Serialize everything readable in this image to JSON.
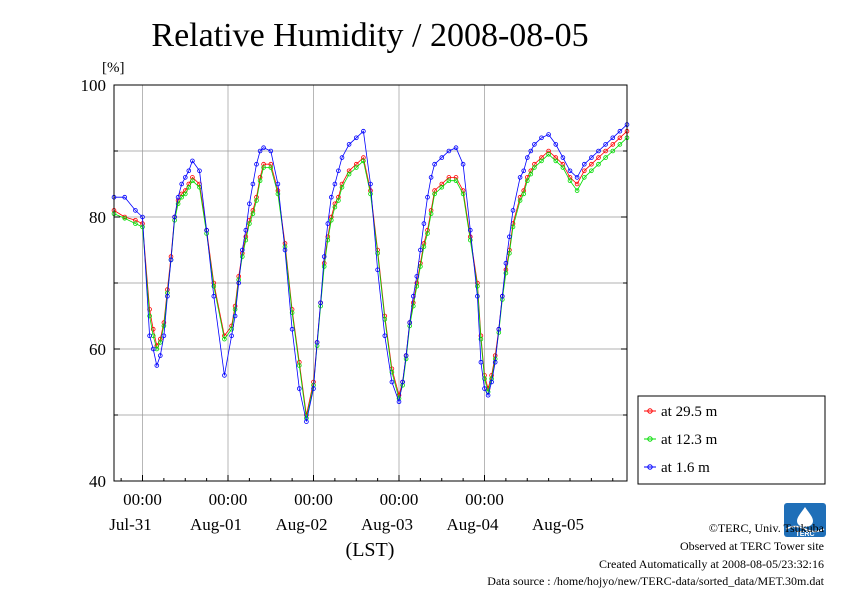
{
  "page": {
    "credits": {
      "copyright": "©TERC, Univ. Tsukuba",
      "observed": "Observed at TERC Tower site",
      "created": "Created Automatically at 2008-08-05/23:32:16",
      "source": "Data source : /home/hojyo/new/TERC-data/sorted_data/MET.30m.dat"
    },
    "logo_text": "TERC"
  },
  "chart_data": {
    "type": "line",
    "title": "Relative Humidity / 2008-08-05",
    "ylabel": "[%]",
    "xlabel": "(LST)",
    "ylim": [
      40,
      100
    ],
    "y_ticks": [
      40,
      60,
      80,
      100
    ],
    "x_unit": "hours since 2008-07-30 16:00 (LST)",
    "xlim": [
      0,
      144
    ],
    "x_time_ticks": [
      {
        "x": 8,
        "label": "00:00"
      },
      {
        "x": 32,
        "label": "00:00"
      },
      {
        "x": 56,
        "label": "00:00"
      },
      {
        "x": 80,
        "label": "00:00"
      },
      {
        "x": 104,
        "label": "00:00"
      }
    ],
    "x_date_labels": [
      {
        "x": 8,
        "label": "Jul-31"
      },
      {
        "x": 32,
        "label": "Aug-01"
      },
      {
        "x": 56,
        "label": "Aug-02"
      },
      {
        "x": 80,
        "label": "Aug-03"
      },
      {
        "x": 104,
        "label": "Aug-04"
      },
      {
        "x": 128,
        "label": "Aug-05"
      }
    ],
    "grid": true,
    "legend_position": "right-bottom",
    "x": [
      0,
      3,
      6,
      8,
      10,
      11,
      12,
      13,
      14,
      15,
      16,
      17,
      18,
      19,
      20,
      21,
      22,
      24,
      26,
      28,
      31,
      33,
      34,
      35,
      36,
      37,
      38,
      39,
      40,
      41,
      42,
      44,
      46,
      48,
      50,
      52,
      54,
      56,
      57,
      58,
      59,
      60,
      61,
      62,
      63,
      64,
      66,
      68,
      70,
      72,
      74,
      76,
      78,
      80,
      81,
      82,
      83,
      84,
      85,
      86,
      87,
      88,
      89,
      90,
      92,
      94,
      96,
      98,
      100,
      102,
      103,
      104,
      105,
      106,
      107,
      108,
      109,
      110,
      111,
      112,
      114,
      115,
      116,
      117,
      118,
      120,
      122,
      124,
      126,
      128,
      130,
      132,
      134,
      136,
      138,
      140,
      142,
      144
    ],
    "series": [
      {
        "name": "at 29.5 m",
        "color": "#ff0000",
        "values": [
          81,
          80,
          79.5,
          79,
          66,
          63,
          60.5,
          61.5,
          64,
          69,
          74,
          80,
          82.5,
          83.5,
          84,
          85,
          86,
          85,
          78,
          70,
          62,
          63.5,
          66.5,
          71,
          74.5,
          77,
          79.5,
          81,
          83,
          86,
          88,
          88,
          84,
          76,
          66,
          58,
          50,
          55,
          61,
          67,
          73,
          77,
          80,
          82,
          83,
          85,
          87,
          88,
          89,
          84,
          75,
          65,
          57,
          53,
          55,
          59,
          64,
          67,
          70,
          73,
          76,
          78,
          81,
          84,
          85,
          86,
          86,
          84,
          77,
          70,
          62,
          56,
          54,
          56,
          59,
          63,
          68,
          72,
          75,
          79,
          83,
          84,
          86,
          87,
          88,
          89,
          90,
          89,
          88,
          86,
          85,
          87,
          88,
          89,
          90,
          91,
          92,
          93
        ]
      },
      {
        "name": "at 12.3 m",
        "color": "#00dd00",
        "values": [
          80.5,
          79.8,
          79,
          78.5,
          65,
          62,
          60,
          61,
          63.5,
          68.5,
          73.5,
          79.5,
          82,
          83,
          83.5,
          84.5,
          85.5,
          84.5,
          77.5,
          69.5,
          61.5,
          63,
          66,
          70.5,
          74,
          76.5,
          79,
          80.5,
          82.5,
          85.5,
          87.5,
          87.5,
          83.5,
          75.5,
          65.5,
          57.5,
          49.5,
          54.5,
          60.5,
          66.5,
          72.5,
          76.5,
          79.5,
          81.5,
          82.5,
          84.5,
          86.5,
          87.5,
          88.5,
          83.5,
          74.5,
          64.5,
          56.5,
          52.5,
          54.5,
          58.5,
          63.5,
          66.5,
          69.5,
          72.5,
          75.5,
          77.5,
          80.5,
          83.5,
          84.5,
          85.5,
          85.5,
          83.5,
          76.5,
          69.5,
          61.5,
          55.5,
          53.5,
          55.5,
          58.5,
          62.5,
          67.5,
          71.5,
          74.5,
          78.5,
          82.5,
          83.5,
          85.5,
          86.5,
          87.5,
          88.5,
          89.5,
          88.5,
          87.5,
          85.5,
          84,
          86,
          87,
          88,
          89,
          90,
          91,
          92
        ]
      },
      {
        "name": "at 1.6 m",
        "color": "#0000ff",
        "values": [
          83,
          83,
          81,
          80,
          62,
          60,
          57.5,
          59,
          62,
          68,
          73.5,
          80,
          83,
          85,
          86,
          87,
          88.5,
          87,
          78,
          68,
          56,
          62,
          65,
          70,
          75,
          78,
          82,
          85,
          88,
          90,
          90.5,
          90,
          85,
          75,
          63,
          54,
          49,
          54,
          61,
          67,
          74,
          79,
          83,
          85,
          87,
          89,
          91,
          92,
          93,
          85,
          72,
          62,
          55,
          52,
          55,
          59,
          64,
          68,
          71,
          75,
          79,
          83,
          86,
          88,
          89,
          90,
          90.5,
          88,
          78,
          68,
          58,
          54,
          53,
          55,
          58,
          63,
          68,
          73,
          77,
          81,
          86,
          87,
          89,
          90,
          91,
          92,
          92.5,
          91,
          89,
          87,
          86,
          88,
          89,
          90,
          91,
          92,
          93,
          94
        ]
      }
    ]
  }
}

○ ○ ○

Filter out all lines lacking the word "TERC" and copy the rest.

Response to the exercise
      "copyright": "©TERC, Univ. Tsukuba",
      "observed": "Observed at TERC Tower site",
      "source": "Data source : /home/hojyo/new/TERC-data/sorted_data/MET.30m.dat"
    "logo_text": "TERC"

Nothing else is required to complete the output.